REQUIREMENTS: Transcribe the listing verbatim. Do not carry over any pictures.

======== MATERIAL FOR THIS TASK

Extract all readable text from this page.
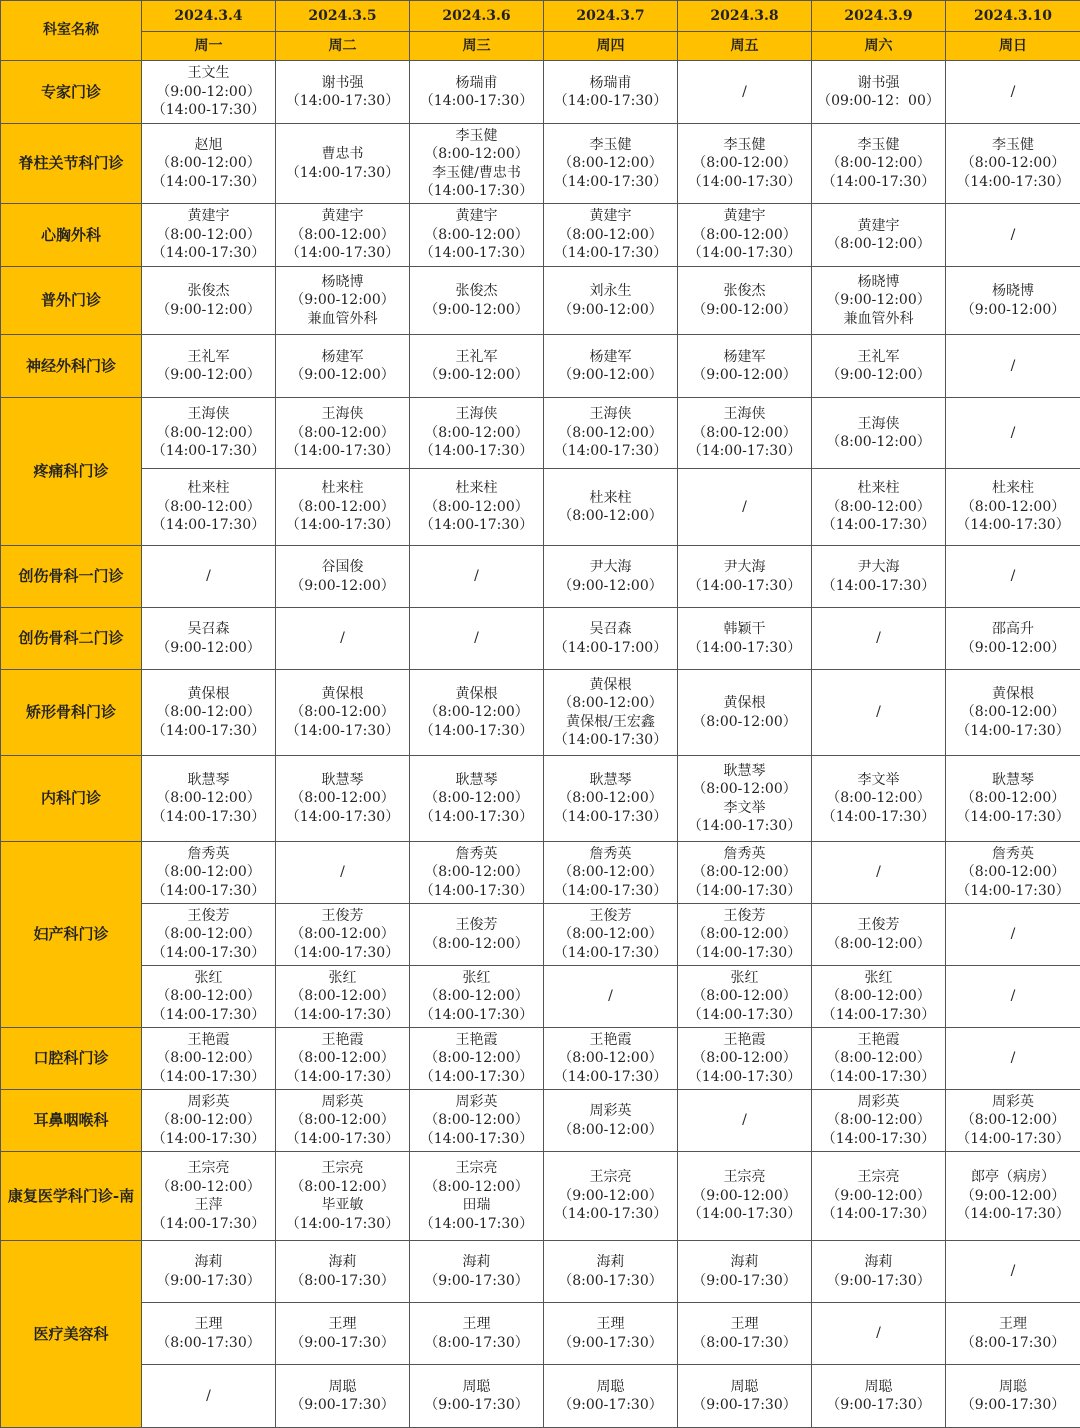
科室名称	2024.3.4	2024.3.5	2024.3.6	2024.3.7	2024.3.8	2024.3.9	2024.3.10
	周一	周二	周三	周四	周五	周六	周日
专家门诊	王文生
（9:00-12:00）
（14:00-17:30）	谢书强
（14:00-17:30）	杨瑞甫
（14:00-17:30）	杨瑞甫
（14:00-17:30）	/	谢书强
（09:00-12：00）	/

脊柱关节科门诊	赵旭
（8:00-12:00）
（14:00-17:30）	曹忠书
（14:00-17:30）	李玉健
（8:00-12:00）
李玉健/曹忠书
（14:00-17:30）	李玉健
（8:00-12:00）
（14:00-17:30）	李玉健
（8:00-12:00）
（14:00-17:30）	李玉健
（8:00-12:00）
（14:00-17:30）	李玉健
（8:00-12:00）
（14:00-17:30）

心胸外科	黄建宇
（8:00-12:00）
（14:00-17:30）	黄建宇
（8:00-12:00）
（14:00-17:30）	黄建宇
（8:00-12:00）
（14:00-17:30）	黄建宇
（8:00-12:00）
（14:00-17:30）	黄建宇
（8:00-12:00）
（14:00-17:30）	黄建宇
（8:00-12:00）	/

普外门诊	张俊杰
（9:00-12:00）	杨晓博
（9:00-12:00）
兼血管外科	张俊杰
（9:00-12:00）	刘永生
（9:00-12:00）	张俊杰
（9:00-12:00）	杨晓博
（9:00-12:00）
兼血管外科	杨晓博
（9:00-12:00）

神经外科门诊	王礼军
（9:00-12:00）	杨建军
（9:00-12:00）	王礼军
（9:00-12:00）	杨建军
（9:00-12:00）	杨建军
（9:00-12:00）	王礼军
（9:00-12:00）	/

疼痛科门诊	王海侠
（8:00-12:00）
（14:00-17:30）	王海侠
（8:00-12:00）
（14:00-17:30）	王海侠
（8:00-12:00）
（14:00-17:30）	王海侠
（8:00-12:00）
（14:00-17:30）	王海侠
（8:00-12:00）
（14:00-17:30）	王海侠
（8:00-12:00）	/

	杜来柱
（8:00-12:00）
（14:00-17:30）	杜来柱
（8:00-12:00）
（14:00-17:30）	杜来柱
（8:00-12:00）
（14:00-17:30）	杜来柱
（8:00-12:00）	/	杜来柱
（8:00-12:00）
（14:00-17:30）	杜来柱
（8:00-12:00）
（14:00-17:30）

创伤骨科一门诊	/	谷国俊
（9:00-12:00）	/	尹大海
（9:00-12:00）	尹大海
（14:00-17:30）	尹大海
（14:00-17:30）	/

创伤骨科二门诊	吴召森
（9:00-12:00）	/	/	吴召森
（14:00-17:00）	韩颖干
（14:00-17:30）	/	邵高升
（9:00-12:00）

矫形骨科门诊	黄保根
（8:00-12:00）
（14:00-17:30）	黄保根
（8:00-12:00）
（14:00-17:30）	黄保根
（8:00-12:00）
（14:00-17:30）	黄保根
（8:00-12:00）
黄保根/王宏鑫
（14:00-17:30）	黄保根
（8:00-12:00）	/	黄保根
（8:00-12:00）
（14:00-17:30）

内科门诊	耿慧琴
（8:00-12:00）
（14:00-17:30）	耿慧琴
（8:00-12:00）
（14:00-17:30）	耿慧琴
（8:00-12:00）
（14:00-17:30）	耿慧琴
（8:00-12:00）
（14:00-17:30）	耿慧琴
（8:00-12:00）
李文举
（14:00-17:30）	李文举
（8:00-12:00）
（14:00-17:30）	耿慧琴
（8:00-12:00）
（14:00-17:30）

妇产科门诊	詹秀英
（8:00-12:00）
（14:00-17:30）	/	詹秀英
（8:00-12:00）
（14:00-17:30）	詹秀英
（8:00-12:00）
（14:00-17:30）	詹秀英
（8:00-12:00）
（14:00-17:30）	/	詹秀英
（8:00-12:00）
（14:00-17:30）

	王俊芳
（8:00-12:00）
（14:00-17:30）	王俊芳
（8:00-12:00）
（14:00-17:30）	王俊芳
（8:00-12:00）	王俊芳
（8:00-12:00）
（14:00-17:30）	王俊芳
（8:00-12:00）
（14:00-17:30）	王俊芳
（8:00-12:00）	/

	张红
（8:00-12:00）
（14:00-17:30）	张红
（8:00-12:00）
（14:00-17:30）	张红
（8:00-12:00）
（14:00-17:30）	/	张红
（8:00-12:00）
（14:00-17:30）	张红
（8:00-12:00）
（14:00-17:30）	/

口腔科门诊	王艳霞
（8:00-12:00）
（14:00-17:30）	王艳霞
（8:00-12:00）
（14:00-17:30）	王艳霞
（8:00-12:00）
（14:00-17:30）	王艳霞
（8:00-12:00）
（14:00-17:30）	王艳霞
（8:00-12:00）
（14:00-17:30）	王艳霞
（8:00-12:00）
（14:00-17:30）	/

耳鼻咽喉科	周彩英
（8:00-12:00）
（14:00-17:30）	周彩英
（8:00-12:00）
（14:00-17:30）	周彩英
（8:00-12:00）
（14:00-17:30）	周彩英
（8:00-12:00）	/	周彩英
（8:00-12:00）
（14:00-17:30）	周彩英
（8:00-12:00）
（14:00-17:30）

康复医学科门诊-南	王宗亮
（8:00-12:00）
王萍
（14:00-17:30）	王宗亮
（8:00-12:00）
毕亚敏
（14:00-17:30）	王宗亮
（8:00-12:00）
田瑞
（14:00-17:30）	王宗亮
（9:00-12:00）
（14:00-17:30）	王宗亮
（9:00-12:00）
（14:00-17:30）	王宗亮
（9:00-12:00）
（14:00-17:30）	郎亭（病房）
（9:00-12:00）
（14:00-17:30）

医疗美容科	海莉
（9:00-17:30）	海莉
（8:00-17:30）	海莉
（9:00-17:30）	海莉
（8:00-17:30）	海莉
（9:00-17:30）	海莉
（9:00-17:30）	/

	王理
（8:00-17:30）	王理
（9:00-17:30）	王理
（8:00-17:30）	王理
（9:00-17:30）	王理
（8:00-17:30）	/	王理
（8:00-17:30）

	/	周聪
（9:00-17:30）	周聪
（9:00-17:30）	周聪
（9:00-17:30）	周聪
（9:00-17:30）	周聪
（9:00-17:30）	周聪
（9:00-17:30）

================

TASK SOLUTION:
Extract all readable text from this page.
科室名称	2024.3.4	2024.3.5	2024.3.6	2024.3.7	2024.3.8	2024.3.9	2024.3.10
	周一	周二	周三	周四	周五	周六	周日
专家门诊	王文生
（9:00-12:00）
（14:00-17:30）	谢书强
（14:00-17:30）	杨瑞甫
（14:00-17:30）	杨瑞甫
（14:00-17:30）	/	谢书强
（09:00-12：00）	/

脊柱关节科门诊	赵旭
（8:00-12:00）
（14:00-17:30）	曹忠书
（14:00-17:30）	李玉健
（8:00-12:00）
李玉健/曹忠书
（14:00-17:30）	李玉健
（8:00-12:00）
（14:00-17:30）	李玉健
（8:00-12:00）
（14:00-17:30）	李玉健
（8:00-12:00）
（14:00-17:30）	李玉健
（8:00-12:00）
（14:00-17:30）

心胸外科	黄建宇
（8:00-12:00）
（14:00-17:30）	黄建宇
（8:00-12:00）
（14:00-17:30）	黄建宇
（8:00-12:00）
（14:00-17:30）	黄建宇
（8:00-12:00）
（14:00-17:30）	黄建宇
（8:00-12:00）
（14:00-17:30）	黄建宇
（8:00-12:00）	/

普外门诊	张俊杰
（9:00-12:00）	杨晓博
（9:00-12:00）
兼血管外科	张俊杰
（9:00-12:00）	刘永生
（9:00-12:00）	张俊杰
（9:00-12:00）	杨晓博
（9:00-12:00）
兼血管外科	杨晓博
（9:00-12:00）

神经外科门诊	王礼军
（9:00-12:00）	杨建军
（9:00-12:00）	王礼军
（9:00-12:00）	杨建军
（9:00-12:00）	杨建军
（9:00-12:00）	王礼军
（9:00-12:00）	/

疼痛科门诊	王海侠
（8:00-12:00）
（14:00-17:30）	王海侠
（8:00-12:00）
（14:00-17:30）	王海侠
（8:00-12:00）
（14:00-17:30）	王海侠
（8:00-12:00）
（14:00-17:30）	王海侠
（8:00-12:00）
（14:00-17:30）	王海侠
（8:00-12:00）	/

	杜来柱
（8:00-12:00）
（14:00-17:30）	杜来柱
（8:00-12:00）
（14:00-17:30）	杜来柱
（8:00-12:00）
（14:00-17:30）	杜来柱
（8:00-12:00）	/	杜来柱
（8:00-12:00）
（14:00-17:30）	杜来柱
（8:00-12:00）
（14:00-17:30）

创伤骨科一门诊	/	谷国俊
（9:00-12:00）	/	尹大海
（9:00-12:00）	尹大海
（14:00-17:30）	尹大海
（14:00-17:30）	/

创伤骨科二门诊	吴召森
（9:00-12:00）	/	/	吴召森
（14:00-17:00）	韩颖干
（14:00-17:30）	/	邵高升
（9:00-12:00）

矫形骨科门诊	黄保根
（8:00-12:00）
（14:00-17:30）	黄保根
（8:00-12:00）
（14:00-17:30）	黄保根
（8:00-12:00）
（14:00-17:30）	黄保根
（8:00-12:00）
黄保根/王宏鑫
（14:00-17:30）	黄保根
（8:00-12:00）	/	黄保根
（8:00-12:00）
（14:00-17:30）

内科门诊	耿慧琴
（8:00-12:00）
（14:00-17:30）	耿慧琴
（8:00-12:00）
（14:00-17:30）	耿慧琴
（8:00-12:00）
（14:00-17:30）	耿慧琴
（8:00-12:00）
（14:00-17:30）	耿慧琴
（8:00-12:00）
李文举
（14:00-17:30）	李文举
（8:00-12:00）
（14:00-17:30）	耿慧琴
（8:00-12:00）
（14:00-17:30）

妇产科门诊	詹秀英
（8:00-12:00）
（14:00-17:30）	/	詹秀英
（8:00-12:00）
（14:00-17:30）	詹秀英
（8:00-12:00）
（14:00-17:30）	詹秀英
（8:00-12:00）
（14:00-17:30）	/	詹秀英
（8:00-12:00）
（14:00-17:30）

	王俊芳
（8:00-12:00）
（14:00-17:30）	王俊芳
（8:00-12:00）
（14:00-17:30）	王俊芳
（8:00-12:00）	王俊芳
（8:00-12:00）
（14:00-17:30）	王俊芳
（8:00-12:00）
（14:00-17:30）	王俊芳
（8:00-12:00）	/

	张红
（8:00-12:00）
（14:00-17:30）	张红
（8:00-12:00）
（14:00-17:30）	张红
（8:00-12:00）
（14:00-17:30）	/	张红
（8:00-12:00）
（14:00-17:30）	张红
（8:00-12:00）
（14:00-17:30）	/

口腔科门诊	王艳霞
（8:00-12:00）
（14:00-17:30）	王艳霞
（8:00-12:00）
（14:00-17:30）	王艳霞
（8:00-12:00）
（14:00-17:30）	王艳霞
（8:00-12:00）
（14:00-17:30）	王艳霞
（8:00-12:00）
（14:00-17:30）	王艳霞
（8:00-12:00）
（14:00-17:30）	/

耳鼻咽喉科	周彩英
（8:00-12:00）
（14:00-17:30）	周彩英
（8:00-12:00）
（14:00-17:30）	周彩英
（8:00-12:00）
（14:00-17:30）	周彩英
（8:00-12:00）	/	周彩英
（8:00-12:00）
（14:00-17:30）	周彩英
（8:00-12:00）
（14:00-17:30）

康复医学科门诊-南	王宗亮
（8:00-12:00）
王萍
（14:00-17:30）	王宗亮
（8:00-12:00）
毕亚敏
（14:00-17:30）	王宗亮
（8:00-12:00）
田瑞
（14:00-17:30）	王宗亮
（9:00-12:00）
（14:00-17:30）	王宗亮
（9:00-12:00）
（14:00-17:30）	王宗亮
（9:00-12:00）
（14:00-17:30）	郎亭（病房）
（9:00-12:00）
（14:00-17:30）

医疗美容科	海莉
（9:00-17:30）	海莉
（8:00-17:30）	海莉
（9:00-17:30）	海莉
（8:00-17:30）	海莉
（9:00-17:30）	海莉
（9:00-17:30）	/

	王理
（8:00-17:30）	王理
（9:00-17:30）	王理
（8:00-17:30）	王理
（9:00-17:30）	王理
（8:00-17:30）	/	王理
（8:00-17:30）

	/	周聪
（9:00-17:30）	周聪
（9:00-17:30）	周聪
（9:00-17:30）	周聪
（9:00-17:30）	周聪
（9:00-17:30）	周聪
（9:00-17:30）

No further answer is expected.